#### YOUR OBJECTIVE
Reproduce the records below in full and word for word, excluding pictures.

#### STORED DATA

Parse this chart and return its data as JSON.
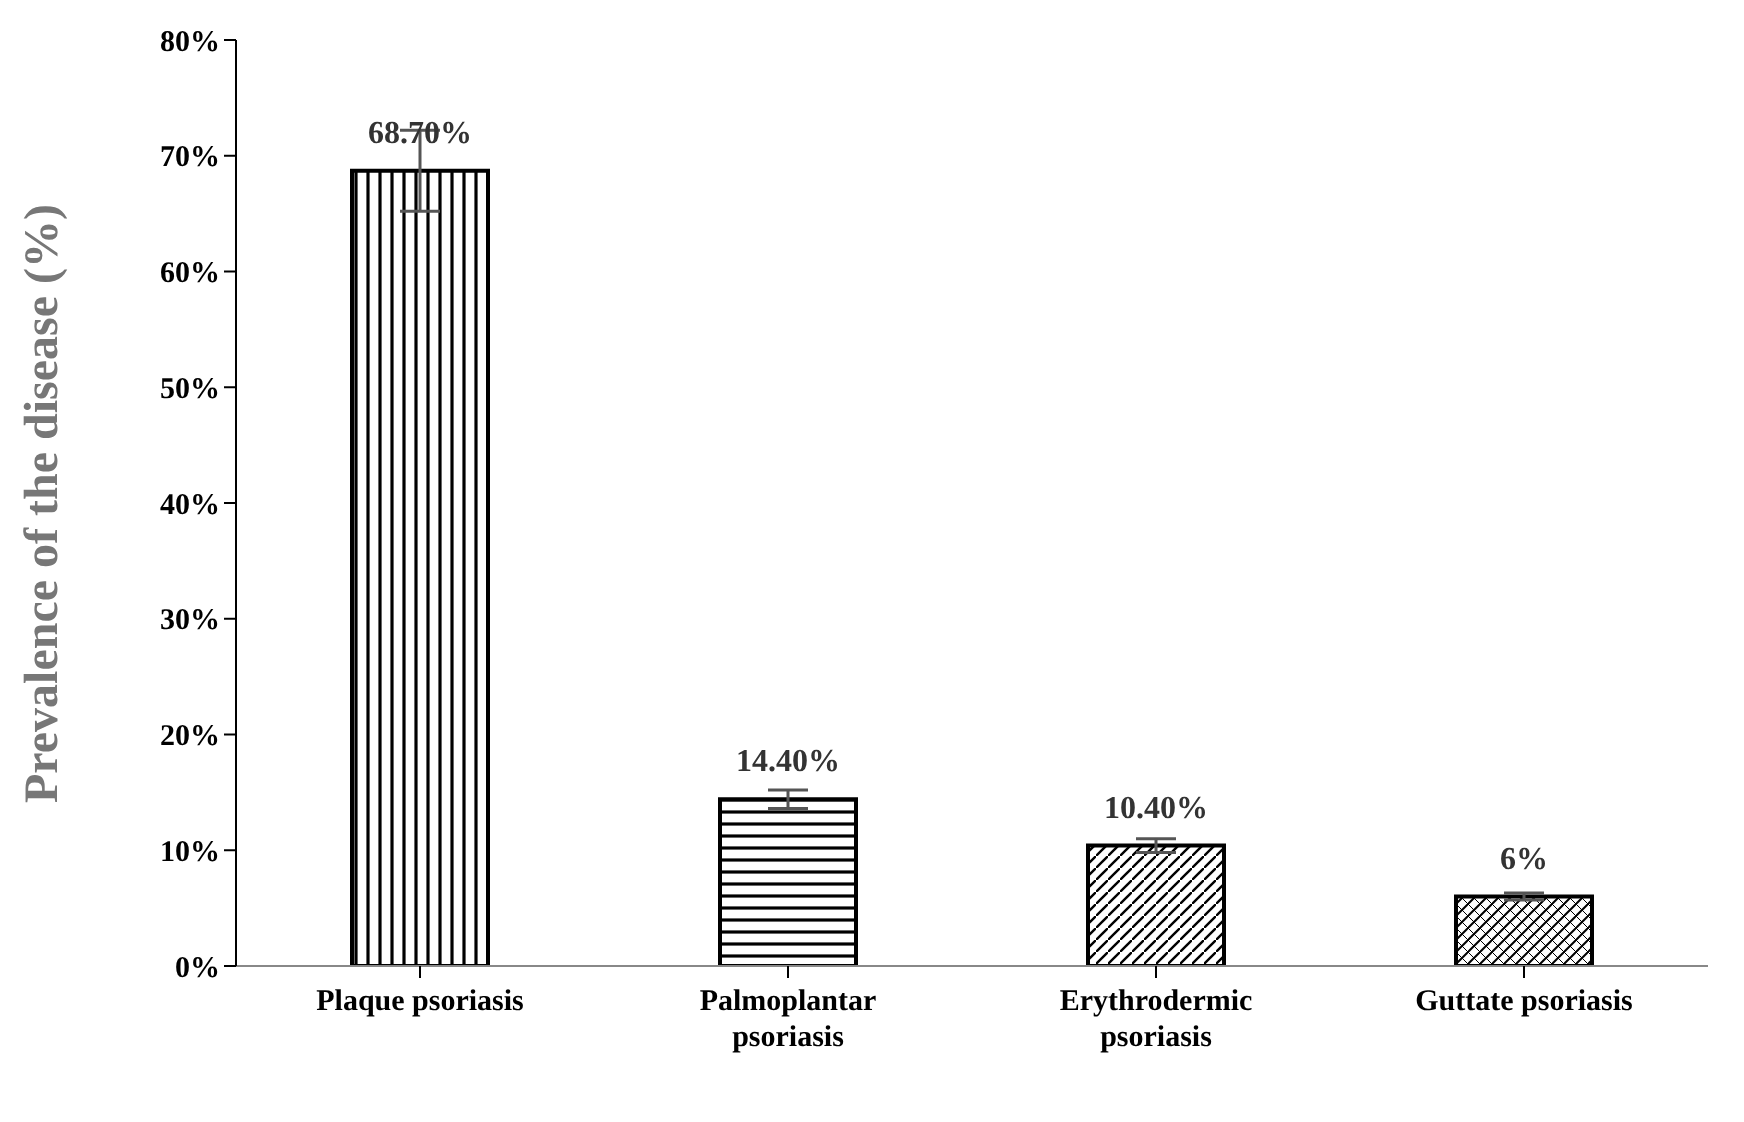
{
  "chart_data": {
    "type": "bar",
    "ylabel": "Prevalence of the disease (%)",
    "categories": [
      "Plaque psoriasis",
      "Palmoplantar psoriasis",
      "Erythrodermic psoriasis",
      "Guttate psoriasis"
    ],
    "values": [
      68.7,
      14.4,
      10.4,
      6
    ],
    "value_labels": [
      "68.70%",
      "14.40%",
      "10.40%",
      "6%"
    ],
    "errors": [
      3.5,
      0.8,
      0.6,
      0.3
    ],
    "colors": [
      "#000000",
      "#000000",
      "#000000",
      "#000000"
    ],
    "ylim": [
      0,
      80
    ],
    "yticks": [
      {
        "value": 0,
        "label": "0%"
      },
      {
        "value": 10,
        "label": "10%"
      },
      {
        "value": 20,
        "label": "20%"
      },
      {
        "value": 30,
        "label": "30%"
      },
      {
        "value": 40,
        "label": "40%"
      },
      {
        "value": 50,
        "label": "50%"
      },
      {
        "value": 60,
        "label": "60%"
      },
      {
        "value": 70,
        "label": "70%"
      },
      {
        "value": 80,
        "label": "80%"
      }
    ],
    "grid": false,
    "legend": false
  }
}
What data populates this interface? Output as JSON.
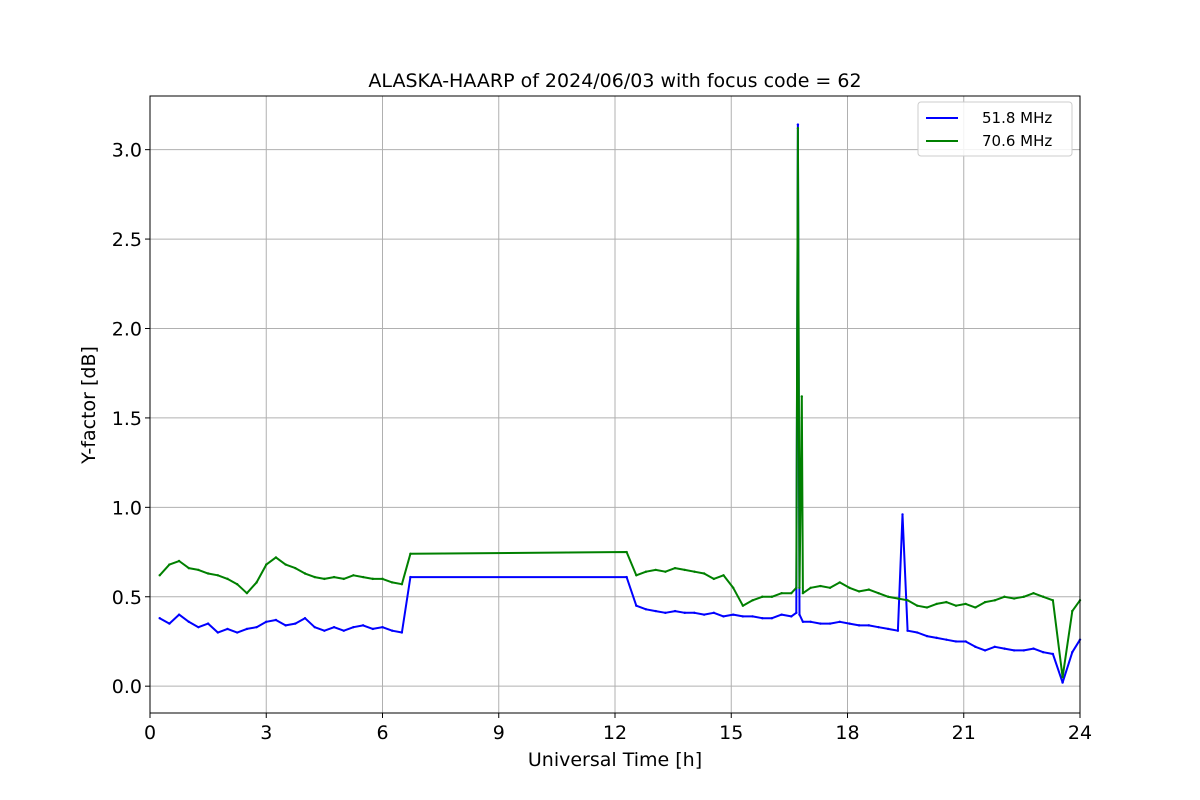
{
  "chart_data": {
    "type": "line",
    "title": "ALASKA-HAARP of 2024/06/03 with focus code = 62",
    "xlabel": "Universal Time [h]",
    "ylabel": "Y-factor [dB]",
    "xlim": [
      0,
      24
    ],
    "ylim": [
      -0.15,
      3.3
    ],
    "xticks": [
      0,
      3,
      6,
      9,
      12,
      15,
      18,
      21,
      24
    ],
    "xtick_labels": [
      "0",
      "3",
      "6",
      "9",
      "12",
      "15",
      "18",
      "21",
      "24"
    ],
    "yticks": [
      0.0,
      0.5,
      1.0,
      1.5,
      2.0,
      2.5,
      3.0
    ],
    "ytick_labels": [
      "0.0",
      "0.5",
      "1.0",
      "1.5",
      "2.0",
      "2.5",
      "3.0"
    ],
    "grid": true,
    "legend_position": "top-right",
    "series": [
      {
        "name": "51.8 MHz",
        "color": "#0000ff",
        "x": [
          0.25,
          0.5,
          0.75,
          1.0,
          1.25,
          1.5,
          1.75,
          2.0,
          2.25,
          2.5,
          2.75,
          3.0,
          3.25,
          3.5,
          3.75,
          4.0,
          4.25,
          4.5,
          4.75,
          5.0,
          5.25,
          5.5,
          5.75,
          6.0,
          6.25,
          6.5,
          6.72,
          12.3,
          12.55,
          12.8,
          13.05,
          13.3,
          13.55,
          13.8,
          14.05,
          14.3,
          14.55,
          14.8,
          15.05,
          15.3,
          15.55,
          15.8,
          16.05,
          16.3,
          16.55,
          16.68,
          16.72,
          16.76,
          16.85,
          17.05,
          17.3,
          17.55,
          17.8,
          18.05,
          18.3,
          18.55,
          18.8,
          19.05,
          19.3,
          19.42,
          19.55,
          19.8,
          20.05,
          20.3,
          20.55,
          20.8,
          21.05,
          21.3,
          21.55,
          21.8,
          22.05,
          22.3,
          22.55,
          22.8,
          23.05,
          23.3,
          23.55,
          23.8,
          24.0
        ],
        "y": [
          0.38,
          0.35,
          0.4,
          0.36,
          0.33,
          0.35,
          0.3,
          0.32,
          0.3,
          0.32,
          0.33,
          0.36,
          0.37,
          0.34,
          0.35,
          0.38,
          0.33,
          0.31,
          0.33,
          0.31,
          0.33,
          0.34,
          0.32,
          0.33,
          0.31,
          0.3,
          0.61,
          0.61,
          0.45,
          0.43,
          0.42,
          0.41,
          0.42,
          0.41,
          0.41,
          0.4,
          0.41,
          0.39,
          0.4,
          0.39,
          0.39,
          0.38,
          0.38,
          0.4,
          0.39,
          0.41,
          3.14,
          0.4,
          0.36,
          0.36,
          0.35,
          0.35,
          0.36,
          0.35,
          0.34,
          0.34,
          0.33,
          0.32,
          0.31,
          0.96,
          0.31,
          0.3,
          0.28,
          0.27,
          0.26,
          0.25,
          0.25,
          0.22,
          0.2,
          0.22,
          0.21,
          0.2,
          0.2,
          0.21,
          0.19,
          0.18,
          0.02,
          0.19,
          0.26
        ]
      },
      {
        "name": "70.6 MHz",
        "color": "#008000",
        "x": [
          0.25,
          0.5,
          0.75,
          1.0,
          1.25,
          1.5,
          1.75,
          2.0,
          2.25,
          2.5,
          2.75,
          3.0,
          3.25,
          3.5,
          3.75,
          4.0,
          4.25,
          4.5,
          4.75,
          5.0,
          5.25,
          5.5,
          5.75,
          6.0,
          6.25,
          6.5,
          6.72,
          12.3,
          12.55,
          12.8,
          13.05,
          13.3,
          13.55,
          13.8,
          14.05,
          14.3,
          14.55,
          14.8,
          15.05,
          15.3,
          15.55,
          15.8,
          16.05,
          16.3,
          16.55,
          16.68,
          16.72,
          16.76,
          16.82,
          16.85,
          17.05,
          17.3,
          17.55,
          17.8,
          18.05,
          18.3,
          18.55,
          18.8,
          19.05,
          19.3,
          19.55,
          19.8,
          20.05,
          20.3,
          20.55,
          20.8,
          21.05,
          21.3,
          21.55,
          21.8,
          22.05,
          22.3,
          22.55,
          22.8,
          23.05,
          23.3,
          23.55,
          23.8,
          24.0
        ],
        "y": [
          0.62,
          0.68,
          0.7,
          0.66,
          0.65,
          0.63,
          0.62,
          0.6,
          0.57,
          0.52,
          0.58,
          0.68,
          0.72,
          0.68,
          0.66,
          0.63,
          0.61,
          0.6,
          0.61,
          0.6,
          0.62,
          0.61,
          0.6,
          0.6,
          0.58,
          0.57,
          0.74,
          0.75,
          0.62,
          0.64,
          0.65,
          0.64,
          0.66,
          0.65,
          0.64,
          0.63,
          0.6,
          0.62,
          0.55,
          0.45,
          0.48,
          0.5,
          0.5,
          0.52,
          0.52,
          0.55,
          3.12,
          0.55,
          1.62,
          0.52,
          0.55,
          0.56,
          0.55,
          0.58,
          0.55,
          0.53,
          0.54,
          0.52,
          0.5,
          0.49,
          0.48,
          0.45,
          0.44,
          0.46,
          0.47,
          0.45,
          0.46,
          0.44,
          0.47,
          0.48,
          0.5,
          0.49,
          0.5,
          0.52,
          0.5,
          0.48,
          0.05,
          0.42,
          0.48
        ]
      }
    ]
  }
}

#### COMPLETE ANSWER
Parse this chart and return its data as JSON.
{
  "chart_data": {
    "type": "bar",
    "ylabel": "Prevalence of the disease (%)",
    "categories": [
      "Plaque psoriasis",
      "Palmoplantar psoriasis",
      "Erythrodermic psoriasis",
      "Guttate psoriasis"
    ],
    "values": [
      68.7,
      14.4,
      10.4,
      6
    ],
    "value_labels": [
      "68.70%",
      "14.40%",
      "10.40%",
      "6%"
    ],
    "errors": [
      3.5,
      0.8,
      0.6,
      0.3
    ],
    "colors": [
      "#000000",
      "#000000",
      "#000000",
      "#000000"
    ],
    "ylim": [
      0,
      80
    ],
    "yticks": [
      {
        "value": 0,
        "label": "0%"
      },
      {
        "value": 10,
        "label": "10%"
      },
      {
        "value": 20,
        "label": "20%"
      },
      {
        "value": 30,
        "label": "30%"
      },
      {
        "value": 40,
        "label": "40%"
      },
      {
        "value": 50,
        "label": "50%"
      },
      {
        "value": 60,
        "label": "60%"
      },
      {
        "value": 70,
        "label": "70%"
      },
      {
        "value": 80,
        "label": "80%"
      }
    ],
    "grid": false,
    "legend": false
  }
}
What data populates this interface? Output as JSON.
{
  "chart_data": {
    "type": "line",
    "title": "ALASKA-HAARP of 2024/06/03 with focus code = 62",
    "xlabel": "Universal Time [h]",
    "ylabel": "Y-factor [dB]",
    "xlim": [
      0,
      24
    ],
    "ylim": [
      -0.15,
      3.3
    ],
    "xticks": [
      0,
      3,
      6,
      9,
      12,
      15,
      18,
      21,
      24
    ],
    "xtick_labels": [
      "0",
      "3",
      "6",
      "9",
      "12",
      "15",
      "18",
      "21",
      "24"
    ],
    "yticks": [
      0.0,
      0.5,
      1.0,
      1.5,
      2.0,
      2.5,
      3.0
    ],
    "ytick_labels": [
      "0.0",
      "0.5",
      "1.0",
      "1.5",
      "2.0",
      "2.5",
      "3.0"
    ],
    "grid": true,
    "legend_position": "top-right",
    "series": [
      {
        "name": "51.8 MHz",
        "color": "#0000ff",
        "x": [
          0.25,
          0.5,
          0.75,
          1.0,
          1.25,
          1.5,
          1.75,
          2.0,
          2.25,
          2.5,
          2.75,
          3.0,
          3.25,
          3.5,
          3.75,
          4.0,
          4.25,
          4.5,
          4.75,
          5.0,
          5.25,
          5.5,
          5.75,
          6.0,
          6.25,
          6.5,
          6.72,
          12.3,
          12.55,
          12.8,
          13.05,
          13.3,
          13.55,
          13.8,
          14.05,
          14.3,
          14.55,
          14.8,
          15.05,
          15.3,
          15.55,
          15.8,
          16.05,
          16.3,
          16.55,
          16.68,
          16.72,
          16.76,
          16.85,
          17.05,
          17.3,
          17.55,
          17.8,
          18.05,
          18.3,
          18.55,
          18.8,
          19.05,
          19.3,
          19.42,
          19.55,
          19.8,
          20.05,
          20.3,
          20.55,
          20.8,
          21.05,
          21.3,
          21.55,
          21.8,
          22.05,
          22.3,
          22.55,
          22.8,
          23.05,
          23.3,
          23.55,
          23.8,
          24.0
        ],
        "y": [
          0.38,
          0.35,
          0.4,
          0.36,
          0.33,
          0.35,
          0.3,
          0.32,
          0.3,
          0.32,
          0.33,
          0.36,
          0.37,
          0.34,
          0.35,
          0.38,
          0.33,
          0.31,
          0.33,
          0.31,
          0.33,
          0.34,
          0.32,
          0.33,
          0.31,
          0.3,
          0.61,
          0.61,
          0.45,
          0.43,
          0.42,
          0.41,
          0.42,
          0.41,
          0.41,
          0.4,
          0.41,
          0.39,
          0.4,
          0.39,
          0.39,
          0.38,
          0.38,
          0.4,
          0.39,
          0.41,
          3.14,
          0.4,
          0.36,
          0.36,
          0.35,
          0.35,
          0.36,
          0.35,
          0.34,
          0.34,
          0.33,
          0.32,
          0.31,
          0.96,
          0.31,
          0.3,
          0.28,
          0.27,
          0.26,
          0.25,
          0.25,
          0.22,
          0.2,
          0.22,
          0.21,
          0.2,
          0.2,
          0.21,
          0.19,
          0.18,
          0.02,
          0.19,
          0.26
        ]
      },
      {
        "name": "70.6 MHz",
        "color": "#008000",
        "x": [
          0.25,
          0.5,
          0.75,
          1.0,
          1.25,
          1.5,
          1.75,
          2.0,
          2.25,
          2.5,
          2.75,
          3.0,
          3.25,
          3.5,
          3.75,
          4.0,
          4.25,
          4.5,
          4.75,
          5.0,
          5.25,
          5.5,
          5.75,
          6.0,
          6.25,
          6.5,
          6.72,
          12.3,
          12.55,
          12.8,
          13.05,
          13.3,
          13.55,
          13.8,
          14.05,
          14.3,
          14.55,
          14.8,
          15.05,
          15.3,
          15.55,
          15.8,
          16.05,
          16.3,
          16.55,
          16.68,
          16.72,
          16.76,
          16.82,
          16.85,
          17.05,
          17.3,
          17.55,
          17.8,
          18.05,
          18.3,
          18.55,
          18.8,
          19.05,
          19.3,
          19.55,
          19.8,
          20.05,
          20.3,
          20.55,
          20.8,
          21.05,
          21.3,
          21.55,
          21.8,
          22.05,
          22.3,
          22.55,
          22.8,
          23.05,
          23.3,
          23.55,
          23.8,
          24.0
        ],
        "y": [
          0.62,
          0.68,
          0.7,
          0.66,
          0.65,
          0.63,
          0.62,
          0.6,
          0.57,
          0.52,
          0.58,
          0.68,
          0.72,
          0.68,
          0.66,
          0.63,
          0.61,
          0.6,
          0.61,
          0.6,
          0.62,
          0.61,
          0.6,
          0.6,
          0.58,
          0.57,
          0.74,
          0.75,
          0.62,
          0.64,
          0.65,
          0.64,
          0.66,
          0.65,
          0.64,
          0.63,
          0.6,
          0.62,
          0.55,
          0.45,
          0.48,
          0.5,
          0.5,
          0.52,
          0.52,
          0.55,
          3.12,
          0.55,
          1.62,
          0.52,
          0.55,
          0.56,
          0.55,
          0.58,
          0.55,
          0.53,
          0.54,
          0.52,
          0.5,
          0.49,
          0.48,
          0.45,
          0.44,
          0.46,
          0.47,
          0.45,
          0.46,
          0.44,
          0.47,
          0.48,
          0.5,
          0.49,
          0.5,
          0.52,
          0.5,
          0.48,
          0.05,
          0.42,
          0.48
        ]
      }
    ]
  }
}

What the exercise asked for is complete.